- [BRIEF] Look for "name" in each line of the entries, and return the matching lines.

- [MATERIAL PROVIDED]
=-=-=
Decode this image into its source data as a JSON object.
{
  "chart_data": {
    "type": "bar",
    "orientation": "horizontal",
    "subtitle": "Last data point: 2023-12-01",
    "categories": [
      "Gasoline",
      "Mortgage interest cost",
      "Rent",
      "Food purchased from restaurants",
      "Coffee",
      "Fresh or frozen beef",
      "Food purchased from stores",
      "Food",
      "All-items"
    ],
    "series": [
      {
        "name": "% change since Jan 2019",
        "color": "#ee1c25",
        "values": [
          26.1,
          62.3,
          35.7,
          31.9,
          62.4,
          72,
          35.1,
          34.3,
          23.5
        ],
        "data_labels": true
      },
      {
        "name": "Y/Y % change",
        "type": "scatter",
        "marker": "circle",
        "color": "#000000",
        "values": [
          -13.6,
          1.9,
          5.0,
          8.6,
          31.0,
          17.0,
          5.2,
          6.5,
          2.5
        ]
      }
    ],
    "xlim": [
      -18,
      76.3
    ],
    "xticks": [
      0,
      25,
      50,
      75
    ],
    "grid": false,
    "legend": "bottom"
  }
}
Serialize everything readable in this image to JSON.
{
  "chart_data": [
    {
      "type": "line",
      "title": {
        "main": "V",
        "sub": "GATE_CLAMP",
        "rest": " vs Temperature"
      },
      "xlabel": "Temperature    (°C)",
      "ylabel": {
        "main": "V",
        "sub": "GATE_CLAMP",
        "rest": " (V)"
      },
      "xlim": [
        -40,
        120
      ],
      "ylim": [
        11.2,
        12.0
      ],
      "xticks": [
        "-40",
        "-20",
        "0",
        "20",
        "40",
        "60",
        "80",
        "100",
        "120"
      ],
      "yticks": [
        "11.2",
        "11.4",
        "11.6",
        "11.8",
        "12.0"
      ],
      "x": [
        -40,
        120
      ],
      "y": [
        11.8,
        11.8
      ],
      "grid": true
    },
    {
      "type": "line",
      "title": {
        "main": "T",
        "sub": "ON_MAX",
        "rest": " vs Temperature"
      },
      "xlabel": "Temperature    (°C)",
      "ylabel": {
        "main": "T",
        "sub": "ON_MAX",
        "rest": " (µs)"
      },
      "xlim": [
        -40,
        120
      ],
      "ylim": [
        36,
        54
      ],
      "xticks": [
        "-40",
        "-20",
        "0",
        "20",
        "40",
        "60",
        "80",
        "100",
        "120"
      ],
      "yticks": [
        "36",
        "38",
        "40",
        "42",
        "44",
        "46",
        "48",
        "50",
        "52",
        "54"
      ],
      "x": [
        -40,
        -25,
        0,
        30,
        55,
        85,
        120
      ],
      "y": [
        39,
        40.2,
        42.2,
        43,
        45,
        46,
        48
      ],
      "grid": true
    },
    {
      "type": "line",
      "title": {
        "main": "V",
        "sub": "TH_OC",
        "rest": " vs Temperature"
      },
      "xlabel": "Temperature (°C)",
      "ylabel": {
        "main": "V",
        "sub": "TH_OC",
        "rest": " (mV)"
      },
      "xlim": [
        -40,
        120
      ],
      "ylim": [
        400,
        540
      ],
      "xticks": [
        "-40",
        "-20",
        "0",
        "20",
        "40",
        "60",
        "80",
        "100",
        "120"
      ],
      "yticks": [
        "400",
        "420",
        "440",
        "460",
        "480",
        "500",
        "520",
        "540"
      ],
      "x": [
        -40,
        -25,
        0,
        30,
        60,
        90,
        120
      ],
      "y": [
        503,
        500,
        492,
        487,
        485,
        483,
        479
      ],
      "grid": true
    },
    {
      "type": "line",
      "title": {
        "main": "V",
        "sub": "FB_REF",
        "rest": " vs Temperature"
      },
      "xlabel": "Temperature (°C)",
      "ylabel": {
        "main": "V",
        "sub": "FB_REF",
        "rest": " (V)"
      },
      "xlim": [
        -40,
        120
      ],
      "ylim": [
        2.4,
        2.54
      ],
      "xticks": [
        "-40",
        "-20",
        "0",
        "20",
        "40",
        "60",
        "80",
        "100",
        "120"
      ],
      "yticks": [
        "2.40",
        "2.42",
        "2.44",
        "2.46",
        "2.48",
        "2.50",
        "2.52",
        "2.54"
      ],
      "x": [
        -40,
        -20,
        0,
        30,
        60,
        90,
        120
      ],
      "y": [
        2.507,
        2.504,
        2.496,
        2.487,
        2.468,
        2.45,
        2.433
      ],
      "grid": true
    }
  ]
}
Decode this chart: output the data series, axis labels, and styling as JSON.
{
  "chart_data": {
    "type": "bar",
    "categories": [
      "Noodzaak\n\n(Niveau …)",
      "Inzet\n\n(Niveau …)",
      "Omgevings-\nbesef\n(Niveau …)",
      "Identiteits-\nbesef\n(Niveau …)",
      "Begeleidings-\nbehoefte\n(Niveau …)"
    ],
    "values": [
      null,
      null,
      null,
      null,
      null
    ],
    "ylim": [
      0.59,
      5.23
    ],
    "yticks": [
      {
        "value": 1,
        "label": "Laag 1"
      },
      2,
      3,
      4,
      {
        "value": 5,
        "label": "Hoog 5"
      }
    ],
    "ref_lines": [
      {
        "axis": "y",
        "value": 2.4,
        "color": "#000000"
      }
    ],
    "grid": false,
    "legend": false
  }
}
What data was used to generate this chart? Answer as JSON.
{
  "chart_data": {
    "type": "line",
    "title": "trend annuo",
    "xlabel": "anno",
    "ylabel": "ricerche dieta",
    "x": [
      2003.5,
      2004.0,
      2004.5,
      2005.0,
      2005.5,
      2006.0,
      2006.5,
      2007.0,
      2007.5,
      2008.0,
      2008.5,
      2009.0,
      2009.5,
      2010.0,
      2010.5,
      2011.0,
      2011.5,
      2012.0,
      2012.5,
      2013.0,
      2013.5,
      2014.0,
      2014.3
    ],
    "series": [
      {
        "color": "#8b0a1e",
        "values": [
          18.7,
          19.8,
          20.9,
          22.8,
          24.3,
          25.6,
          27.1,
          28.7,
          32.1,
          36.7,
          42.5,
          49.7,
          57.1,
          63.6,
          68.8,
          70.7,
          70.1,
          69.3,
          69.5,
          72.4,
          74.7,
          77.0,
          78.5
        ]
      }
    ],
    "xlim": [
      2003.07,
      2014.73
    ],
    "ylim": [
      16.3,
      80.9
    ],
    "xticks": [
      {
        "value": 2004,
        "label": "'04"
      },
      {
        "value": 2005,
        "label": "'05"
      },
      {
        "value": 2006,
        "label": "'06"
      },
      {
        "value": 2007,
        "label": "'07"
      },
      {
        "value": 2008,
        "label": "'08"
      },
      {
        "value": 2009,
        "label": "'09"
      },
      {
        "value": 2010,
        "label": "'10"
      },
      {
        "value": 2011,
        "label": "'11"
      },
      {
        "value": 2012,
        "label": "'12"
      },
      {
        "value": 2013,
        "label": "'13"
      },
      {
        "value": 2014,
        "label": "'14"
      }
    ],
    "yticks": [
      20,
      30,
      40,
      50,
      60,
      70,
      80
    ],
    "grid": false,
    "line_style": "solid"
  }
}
=-=-=
- [EXERCISE RESULT]
        "name": "% change since Jan 2019",
        "name": "Y/Y % change",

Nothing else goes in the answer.